■ Problem to solve
How many lines in the items below contain the string "avatar"? Reply with the number only.

■ Provided material
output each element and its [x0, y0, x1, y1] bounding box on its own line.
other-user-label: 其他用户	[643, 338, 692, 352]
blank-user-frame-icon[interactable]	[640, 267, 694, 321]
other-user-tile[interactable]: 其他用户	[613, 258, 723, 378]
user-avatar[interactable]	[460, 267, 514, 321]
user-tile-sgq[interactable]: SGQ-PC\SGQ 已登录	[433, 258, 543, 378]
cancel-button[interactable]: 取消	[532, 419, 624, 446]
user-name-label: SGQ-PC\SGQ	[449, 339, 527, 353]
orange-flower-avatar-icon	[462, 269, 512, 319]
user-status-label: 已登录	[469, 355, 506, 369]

■ Output of the task
2